===== Given entries
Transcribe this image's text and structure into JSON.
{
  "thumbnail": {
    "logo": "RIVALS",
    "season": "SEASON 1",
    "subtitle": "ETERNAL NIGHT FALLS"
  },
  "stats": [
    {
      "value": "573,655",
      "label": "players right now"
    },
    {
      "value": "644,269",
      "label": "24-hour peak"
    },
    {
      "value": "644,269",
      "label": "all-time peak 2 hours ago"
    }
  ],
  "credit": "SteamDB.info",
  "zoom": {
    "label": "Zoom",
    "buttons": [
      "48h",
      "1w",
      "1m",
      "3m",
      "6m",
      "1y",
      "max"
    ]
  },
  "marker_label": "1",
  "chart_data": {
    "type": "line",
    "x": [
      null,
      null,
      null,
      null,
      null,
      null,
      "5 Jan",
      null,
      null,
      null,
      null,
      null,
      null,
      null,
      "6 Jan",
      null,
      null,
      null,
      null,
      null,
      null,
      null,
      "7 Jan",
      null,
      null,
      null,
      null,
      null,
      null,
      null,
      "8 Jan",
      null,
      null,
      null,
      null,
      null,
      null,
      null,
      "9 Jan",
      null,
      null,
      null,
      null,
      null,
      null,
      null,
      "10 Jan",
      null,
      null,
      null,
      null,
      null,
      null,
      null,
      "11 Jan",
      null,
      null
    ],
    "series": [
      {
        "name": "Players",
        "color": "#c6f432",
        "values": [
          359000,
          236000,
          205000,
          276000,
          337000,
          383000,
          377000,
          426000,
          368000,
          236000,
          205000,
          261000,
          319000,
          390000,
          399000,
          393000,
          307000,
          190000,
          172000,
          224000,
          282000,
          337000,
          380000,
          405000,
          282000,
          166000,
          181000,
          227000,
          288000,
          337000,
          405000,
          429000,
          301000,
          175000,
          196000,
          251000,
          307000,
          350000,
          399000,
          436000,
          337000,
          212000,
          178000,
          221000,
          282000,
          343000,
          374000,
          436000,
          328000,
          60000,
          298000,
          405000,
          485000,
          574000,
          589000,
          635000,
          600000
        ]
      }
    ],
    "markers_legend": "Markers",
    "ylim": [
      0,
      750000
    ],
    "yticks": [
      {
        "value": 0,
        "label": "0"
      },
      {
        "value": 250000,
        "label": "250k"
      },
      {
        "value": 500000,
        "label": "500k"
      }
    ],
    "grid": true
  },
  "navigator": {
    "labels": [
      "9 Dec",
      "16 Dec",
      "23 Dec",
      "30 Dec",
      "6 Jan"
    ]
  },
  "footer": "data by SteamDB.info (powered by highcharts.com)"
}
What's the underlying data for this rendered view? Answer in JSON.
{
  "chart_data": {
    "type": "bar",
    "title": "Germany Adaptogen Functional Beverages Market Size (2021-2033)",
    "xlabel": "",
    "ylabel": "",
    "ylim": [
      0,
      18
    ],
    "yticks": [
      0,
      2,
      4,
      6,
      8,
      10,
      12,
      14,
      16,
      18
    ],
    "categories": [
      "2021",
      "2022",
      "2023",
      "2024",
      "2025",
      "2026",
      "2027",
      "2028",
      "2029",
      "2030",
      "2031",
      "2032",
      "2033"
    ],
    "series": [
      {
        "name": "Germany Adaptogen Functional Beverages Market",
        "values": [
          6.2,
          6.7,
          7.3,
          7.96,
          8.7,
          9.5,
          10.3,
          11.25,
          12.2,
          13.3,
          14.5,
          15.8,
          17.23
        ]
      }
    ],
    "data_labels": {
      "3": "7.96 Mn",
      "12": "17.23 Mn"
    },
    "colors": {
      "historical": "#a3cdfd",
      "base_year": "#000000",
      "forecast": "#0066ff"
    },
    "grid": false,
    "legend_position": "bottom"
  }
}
==========
Task
Restate each of the entries above verbatim.

Answer to this exercise
Transcribe this image's text and structure into JSON.
{
  "thumbnail": {
    "logo": "RIVALS",
    "season": "SEASON 1",
    "subtitle": "ETERNAL NIGHT FALLS"
  },
  "stats": [
    {
      "value": "573,655",
      "label": "players right now"
    },
    {
      "value": "644,269",
      "label": "24-hour peak"
    },
    {
      "value": "644,269",
      "label": "all-time peak 2 hours ago"
    }
  ],
  "credit": "SteamDB.info",
  "zoom": {
    "label": "Zoom",
    "buttons": [
      "48h",
      "1w",
      "1m",
      "3m",
      "6m",
      "1y",
      "max"
    ]
  },
  "marker_label": "1",
  "chart_data": {
    "type": "line",
    "x": [
      null,
      null,
      null,
      null,
      null,
      null,
      "5 Jan",
      null,
      null,
      null,
      null,
      null,
      null,
      null,
      "6 Jan",
      null,
      null,
      null,
      null,
      null,
      null,
      null,
      "7 Jan",
      null,
      null,
      null,
      null,
      null,
      null,
      null,
      "8 Jan",
      null,
      null,
      null,
      null,
      null,
      null,
      null,
      "9 Jan",
      null,
      null,
      null,
      null,
      null,
      null,
      null,
      "10 Jan",
      null,
      null,
      null,
      null,
      null,
      null,
      null,
      "11 Jan",
      null,
      null
    ],
    "series": [
      {
        "name": "Players",
        "color": "#c6f432",
        "values": [
          359000,
          236000,
          205000,
          276000,
          337000,
          383000,
          377000,
          426000,
          368000,
          236000,
          205000,
          261000,
          319000,
          390000,
          399000,
          393000,
          307000,
          190000,
          172000,
          224000,
          282000,
          337000,
          380000,
          405000,
          282000,
          166000,
          181000,
          227000,
          288000,
          337000,
          405000,
          429000,
          301000,
          175000,
          196000,
          251000,
          307000,
          350000,
          399000,
          436000,
          337000,
          212000,
          178000,
          221000,
          282000,
          343000,
          374000,
          436000,
          328000,
          60000,
          298000,
          405000,
          485000,
          574000,
          589000,
          635000,
          600000
        ]
      }
    ],
    "markers_legend": "Markers",
    "ylim": [
      0,
      750000
    ],
    "yticks": [
      {
        "value": 0,
        "label": "0"
      },
      {
        "value": 250000,
        "label": "250k"
      },
      {
        "value": 500000,
        "label": "500k"
      }
    ],
    "grid": true
  },
  "navigator": {
    "labels": [
      "9 Dec",
      "16 Dec",
      "23 Dec",
      "30 Dec",
      "6 Jan"
    ]
  },
  "footer": "data by SteamDB.info (powered by highcharts.com)"
}
What's the underlying data for this rendered view? Answer in JSON.
{
  "chart_data": {
    "type": "bar",
    "title": "Germany Adaptogen Functional Beverages Market Size (2021-2033)",
    "xlabel": "",
    "ylabel": "",
    "ylim": [
      0,
      18
    ],
    "yticks": [
      0,
      2,
      4,
      6,
      8,
      10,
      12,
      14,
      16,
      18
    ],
    "categories": [
      "2021",
      "2022",
      "2023",
      "2024",
      "2025",
      "2026",
      "2027",
      "2028",
      "2029",
      "2030",
      "2031",
      "2032",
      "2033"
    ],
    "series": [
      {
        "name": "Germany Adaptogen Functional Beverages Market",
        "values": [
          6.2,
          6.7,
          7.3,
          7.96,
          8.7,
          9.5,
          10.3,
          11.25,
          12.2,
          13.3,
          14.5,
          15.8,
          17.23
        ]
      }
    ],
    "data_labels": {
      "3": "7.96 Mn",
      "12": "17.23 Mn"
    },
    "colors": {
      "historical": "#a3cdfd",
      "base_year": "#000000",
      "forecast": "#0066ff"
    },
    "grid": false,
    "legend_position": "bottom"
  }
}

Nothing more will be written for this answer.